Work to complete
Retype all the records with nothing changed.

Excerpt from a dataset
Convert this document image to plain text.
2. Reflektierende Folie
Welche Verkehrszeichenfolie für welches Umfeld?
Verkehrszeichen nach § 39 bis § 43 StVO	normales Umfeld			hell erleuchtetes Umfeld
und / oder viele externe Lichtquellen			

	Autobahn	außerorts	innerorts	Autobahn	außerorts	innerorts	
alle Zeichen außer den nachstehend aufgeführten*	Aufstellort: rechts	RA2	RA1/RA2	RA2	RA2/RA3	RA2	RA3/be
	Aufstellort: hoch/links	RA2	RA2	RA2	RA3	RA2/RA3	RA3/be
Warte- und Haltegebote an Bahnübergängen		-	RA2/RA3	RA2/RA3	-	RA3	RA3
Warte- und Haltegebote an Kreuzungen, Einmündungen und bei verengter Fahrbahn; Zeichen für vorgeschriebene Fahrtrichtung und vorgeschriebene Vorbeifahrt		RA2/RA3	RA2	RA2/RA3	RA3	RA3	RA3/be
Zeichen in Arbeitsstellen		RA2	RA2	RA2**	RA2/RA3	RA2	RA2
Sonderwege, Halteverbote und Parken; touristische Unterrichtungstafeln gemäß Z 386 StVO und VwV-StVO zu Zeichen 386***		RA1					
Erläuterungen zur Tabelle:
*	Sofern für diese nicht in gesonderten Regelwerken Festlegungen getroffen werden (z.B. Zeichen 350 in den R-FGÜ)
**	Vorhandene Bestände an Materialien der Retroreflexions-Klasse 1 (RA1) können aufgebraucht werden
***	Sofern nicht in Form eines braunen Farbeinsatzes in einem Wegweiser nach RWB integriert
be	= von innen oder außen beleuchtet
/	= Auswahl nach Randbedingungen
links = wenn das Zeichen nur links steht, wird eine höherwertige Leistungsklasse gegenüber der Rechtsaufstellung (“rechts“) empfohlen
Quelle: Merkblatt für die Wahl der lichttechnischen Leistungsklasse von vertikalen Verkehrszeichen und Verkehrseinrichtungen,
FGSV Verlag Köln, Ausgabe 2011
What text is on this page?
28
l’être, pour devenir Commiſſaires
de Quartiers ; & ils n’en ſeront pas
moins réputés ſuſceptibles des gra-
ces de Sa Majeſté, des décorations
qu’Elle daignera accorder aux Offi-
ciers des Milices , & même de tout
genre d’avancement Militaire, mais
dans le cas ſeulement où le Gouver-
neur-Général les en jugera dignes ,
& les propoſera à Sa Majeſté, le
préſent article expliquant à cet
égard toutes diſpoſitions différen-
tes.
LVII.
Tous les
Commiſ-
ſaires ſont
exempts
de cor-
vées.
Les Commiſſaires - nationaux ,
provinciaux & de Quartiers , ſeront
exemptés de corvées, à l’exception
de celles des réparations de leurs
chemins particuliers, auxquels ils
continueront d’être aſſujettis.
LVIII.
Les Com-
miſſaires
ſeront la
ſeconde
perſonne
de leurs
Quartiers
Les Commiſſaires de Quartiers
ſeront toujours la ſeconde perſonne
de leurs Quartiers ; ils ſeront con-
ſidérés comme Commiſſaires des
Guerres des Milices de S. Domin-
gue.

Exercise result
Convert this document image to plain text.
2. Reflektierende Folie
Welche Verkehrszeichenfolie für welches Umfeld?
Verkehrszeichen nach § 39 bis § 43 StVO	normales Umfeld			hell erleuchtetes Umfeld
und / oder viele externe Lichtquellen			

	Autobahn	außerorts	innerorts	Autobahn	außerorts	innerorts	
alle Zeichen außer den nachstehend aufgeführten*	Aufstellort: rechts	RA2	RA1/RA2	RA2	RA2/RA3	RA2	RA3/be
	Aufstellort: hoch/links	RA2	RA2	RA2	RA3	RA2/RA3	RA3/be
Warte- und Haltegebote an Bahnübergängen		-	RA2/RA3	RA2/RA3	-	RA3	RA3
Warte- und Haltegebote an Kreuzungen, Einmündungen und bei verengter Fahrbahn; Zeichen für vorgeschriebene Fahrtrichtung und vorgeschriebene Vorbeifahrt		RA2/RA3	RA2	RA2/RA3	RA3	RA3	RA3/be
Zeichen in Arbeitsstellen		RA2	RA2	RA2**	RA2/RA3	RA2	RA2
Sonderwege, Halteverbote und Parken; touristische Unterrichtungstafeln gemäß Z 386 StVO und VwV-StVO zu Zeichen 386***		RA1					
Erläuterungen zur Tabelle:
*	Sofern für diese nicht in gesonderten Regelwerken Festlegungen getroffen werden (z.B. Zeichen 350 in den R-FGÜ)
**	Vorhandene Bestände an Materialien der Retroreflexions-Klasse 1 (RA1) können aufgebraucht werden
***	Sofern nicht in Form eines braunen Farbeinsatzes in einem Wegweiser nach RWB integriert
be	= von innen oder außen beleuchtet
/	= Auswahl nach Randbedingungen
links = wenn das Zeichen nur links steht, wird eine höherwertige Leistungsklasse gegenüber der Rechtsaufstellung (“rechts“) empfohlen
Quelle: Merkblatt für die Wahl der lichttechnischen Leistungsklasse von vertikalen Verkehrszeichen und Verkehrseinrichtungen,
FGSV Verlag Köln, Ausgabe 2011
What text is on this page?
28
l’être, pour devenir Commiſſaires
de Quartiers ; & ils n’en ſeront pas
moins réputés ſuſceptibles des gra-
ces de Sa Majeſté, des décorations
qu’Elle daignera accorder aux Offi-
ciers des Milices , & même de tout
genre d’avancement Militaire, mais
dans le cas ſeulement où le Gouver-
neur-Général les en jugera dignes ,
& les propoſera à Sa Majeſté, le
préſent article expliquant à cet
égard toutes diſpoſitions différen-
tes.
LVII.
Tous les
Commiſ-
ſaires ſont
exempts
de cor-
vées.
Les Commiſſaires - nationaux ,
provinciaux & de Quartiers , ſeront
exemptés de corvées, à l’exception
de celles des réparations de leurs
chemins particuliers, auxquels ils
continueront d’être aſſujettis.
LVIII.
Les Com-
miſſaires
ſeront la
ſeconde
perſonne
de leurs
Quartiers
Les Commiſſaires de Quartiers
ſeront toujours la ſeconde perſonne
de leurs Quartiers ; ils ſeront con-
ſidérés comme Commiſſaires des
Guerres des Milices de S. Domin-
gue.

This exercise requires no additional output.